TASK TO CARRY OUT> The reply should return the data in full, exactly as written.

MATERIAL PROVIDED>

★ ★ ★ ★ ★ ★ ★

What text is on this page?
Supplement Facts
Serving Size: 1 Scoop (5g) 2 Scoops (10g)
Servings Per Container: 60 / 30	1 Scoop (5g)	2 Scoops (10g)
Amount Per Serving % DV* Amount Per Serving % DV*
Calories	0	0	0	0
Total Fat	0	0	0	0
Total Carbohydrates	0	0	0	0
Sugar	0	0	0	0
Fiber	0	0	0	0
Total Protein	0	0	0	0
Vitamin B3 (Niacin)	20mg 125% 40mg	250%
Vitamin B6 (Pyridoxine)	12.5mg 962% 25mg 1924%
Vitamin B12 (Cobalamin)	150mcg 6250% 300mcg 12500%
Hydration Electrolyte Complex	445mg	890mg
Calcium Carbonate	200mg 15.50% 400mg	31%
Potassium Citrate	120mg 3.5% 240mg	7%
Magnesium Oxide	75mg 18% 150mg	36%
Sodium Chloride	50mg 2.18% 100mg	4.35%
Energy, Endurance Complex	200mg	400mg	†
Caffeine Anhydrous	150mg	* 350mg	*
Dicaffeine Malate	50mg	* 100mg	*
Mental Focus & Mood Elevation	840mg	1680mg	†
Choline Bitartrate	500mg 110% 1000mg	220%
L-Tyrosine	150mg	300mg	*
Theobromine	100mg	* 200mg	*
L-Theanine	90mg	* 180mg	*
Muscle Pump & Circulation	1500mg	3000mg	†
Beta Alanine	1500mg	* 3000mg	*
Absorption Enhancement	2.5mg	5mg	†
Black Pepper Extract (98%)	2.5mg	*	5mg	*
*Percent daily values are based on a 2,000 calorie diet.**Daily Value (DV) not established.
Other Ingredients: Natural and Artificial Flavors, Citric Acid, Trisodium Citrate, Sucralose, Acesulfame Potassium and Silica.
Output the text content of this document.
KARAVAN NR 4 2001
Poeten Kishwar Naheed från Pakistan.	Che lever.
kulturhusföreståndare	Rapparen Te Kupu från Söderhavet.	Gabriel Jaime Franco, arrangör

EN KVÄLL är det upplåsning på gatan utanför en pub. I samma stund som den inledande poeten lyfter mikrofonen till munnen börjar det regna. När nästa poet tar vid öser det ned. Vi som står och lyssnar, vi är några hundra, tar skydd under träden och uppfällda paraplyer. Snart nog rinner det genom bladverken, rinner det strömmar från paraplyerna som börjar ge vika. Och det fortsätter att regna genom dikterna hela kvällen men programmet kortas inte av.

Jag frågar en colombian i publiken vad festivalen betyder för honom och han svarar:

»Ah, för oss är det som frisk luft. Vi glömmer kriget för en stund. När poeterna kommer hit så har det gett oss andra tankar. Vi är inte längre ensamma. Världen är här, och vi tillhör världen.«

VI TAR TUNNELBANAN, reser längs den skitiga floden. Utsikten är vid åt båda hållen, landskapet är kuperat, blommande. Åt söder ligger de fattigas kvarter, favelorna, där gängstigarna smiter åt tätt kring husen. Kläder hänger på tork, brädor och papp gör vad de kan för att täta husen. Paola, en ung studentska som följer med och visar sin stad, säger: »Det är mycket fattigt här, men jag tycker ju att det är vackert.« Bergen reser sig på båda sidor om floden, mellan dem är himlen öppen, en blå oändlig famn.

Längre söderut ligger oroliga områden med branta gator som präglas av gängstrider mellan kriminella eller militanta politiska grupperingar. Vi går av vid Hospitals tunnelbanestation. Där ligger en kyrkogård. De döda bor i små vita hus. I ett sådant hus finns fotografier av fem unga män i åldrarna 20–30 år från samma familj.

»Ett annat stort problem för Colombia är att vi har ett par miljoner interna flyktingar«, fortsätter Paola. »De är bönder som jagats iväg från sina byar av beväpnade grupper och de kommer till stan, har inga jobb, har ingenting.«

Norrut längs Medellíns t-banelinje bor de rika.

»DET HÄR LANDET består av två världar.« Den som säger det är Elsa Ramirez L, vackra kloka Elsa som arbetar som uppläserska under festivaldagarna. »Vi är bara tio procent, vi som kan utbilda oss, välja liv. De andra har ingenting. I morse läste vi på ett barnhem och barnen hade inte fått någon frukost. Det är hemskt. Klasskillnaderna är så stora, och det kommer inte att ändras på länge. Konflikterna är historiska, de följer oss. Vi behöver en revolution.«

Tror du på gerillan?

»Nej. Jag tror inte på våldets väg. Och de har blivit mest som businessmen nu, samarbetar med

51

★ ★ ★ ★ ★ ★ ★

EXERCISE RESPONSE>
What text is on this page?
Supplement Facts
Serving Size: 1 Scoop (5g) 2 Scoops (10g)
Servings Per Container: 60 / 30	1 Scoop (5g)	2 Scoops (10g)
Amount Per Serving % DV* Amount Per Serving % DV*
Calories	0	0	0	0
Total Fat	0	0	0	0
Total Carbohydrates	0	0	0	0
Sugar	0	0	0	0
Fiber	0	0	0	0
Total Protein	0	0	0	0
Vitamin B3 (Niacin)	20mg 125% 40mg	250%
Vitamin B6 (Pyridoxine)	12.5mg 962% 25mg 1924%
Vitamin B12 (Cobalamin)	150mcg 6250% 300mcg 12500%
Hydration Electrolyte Complex	445mg	890mg
Calcium Carbonate	200mg 15.50% 400mg	31%
Potassium Citrate	120mg 3.5% 240mg	7%
Magnesium Oxide	75mg 18% 150mg	36%
Sodium Chloride	50mg 2.18% 100mg	4.35%
Energy, Endurance Complex	200mg	400mg	†
Caffeine Anhydrous	150mg	* 350mg	*
Dicaffeine Malate	50mg	* 100mg	*
Mental Focus & Mood Elevation	840mg	1680mg	†
Choline Bitartrate	500mg 110% 1000mg	220%
L-Tyrosine	150mg	300mg	*
Theobromine	100mg	* 200mg	*
L-Theanine	90mg	* 180mg	*
Muscle Pump & Circulation	1500mg	3000mg	†
Beta Alanine	1500mg	* 3000mg	*
Absorption Enhancement	2.5mg	5mg	†
Black Pepper Extract (98%)	2.5mg	*	5mg	*
*Percent daily values are based on a 2,000 calorie diet.**Daily Value (DV) not established.
Other Ingredients: Natural and Artificial Flavors, Citric Acid, Trisodium Citrate, Sucralose, Acesulfame Potassium and Silica.
Output the text content of this document.
KARAVAN NR 4 2001
Poeten Kishwar Naheed från Pakistan.	Che lever.
kulturhusföreståndare	Rapparen Te Kupu från Söderhavet.	Gabriel Jaime Franco, arrangör

EN KVÄLL är det upplåsning på gatan utanför en pub. I samma stund som den inledande poeten lyfter mikrofonen till munnen börjar det regna. När nästa poet tar vid öser det ned. Vi som står och lyssnar, vi är några hundra, tar skydd under träden och uppfällda paraplyer. Snart nog rinner det genom bladverken, rinner det strömmar från paraplyerna som börjar ge vika. Och det fortsätter att regna genom dikterna hela kvällen men programmet kortas inte av.

Jag frågar en colombian i publiken vad festivalen betyder för honom och han svarar:

»Ah, för oss är det som frisk luft. Vi glömmer kriget för en stund. När poeterna kommer hit så har det gett oss andra tankar. Vi är inte längre ensamma. Världen är här, och vi tillhör världen.«

VI TAR TUNNELBANAN, reser längs den skitiga floden. Utsikten är vid åt båda hållen, landskapet är kuperat, blommande. Åt söder ligger de fattigas kvarter, favelorna, där gängstigarna smiter åt tätt kring husen. Kläder hänger på tork, brädor och papp gör vad de kan för att täta husen. Paola, en ung studentska som följer med och visar sin stad, säger: »Det är mycket fattigt här, men jag tycker ju att det är vackert.« Bergen reser sig på båda sidor om floden, mellan dem är himlen öppen, en blå oändlig famn.

Längre söderut ligger oroliga områden med branta gator som präglas av gängstrider mellan kriminella eller militanta politiska grupperingar. Vi går av vid Hospitals tunnelbanestation. Där ligger en kyrkogård. De döda bor i små vita hus. I ett sådant hus finns fotografier av fem unga män i åldrarna 20–30 år från samma familj.

»Ett annat stort problem för Colombia är att vi har ett par miljoner interna flyktingar«, fortsätter Paola. »De är bönder som jagats iväg från sina byar av beväpnade grupper och de kommer till stan, har inga jobb, har ingenting.«

Norrut längs Medellíns t-banelinje bor de rika.

»DET HÄR LANDET består av två världar.« Den som säger det är Elsa Ramirez L, vackra kloka Elsa som arbetar som uppläserska under festivaldagarna. »Vi är bara tio procent, vi som kan utbilda oss, välja liv. De andra har ingenting. I morse läste vi på ett barnhem och barnen hade inte fått någon frukost. Det är hemskt. Klasskillnaderna är så stora, och det kommer inte att ändras på länge. Konflikterna är historiska, de följer oss. Vi behöver en revolution.«

Tror du på gerillan?

»Nej. Jag tror inte på våldets väg. Och de har blivit mest som businessmen nu, samarbetar med

51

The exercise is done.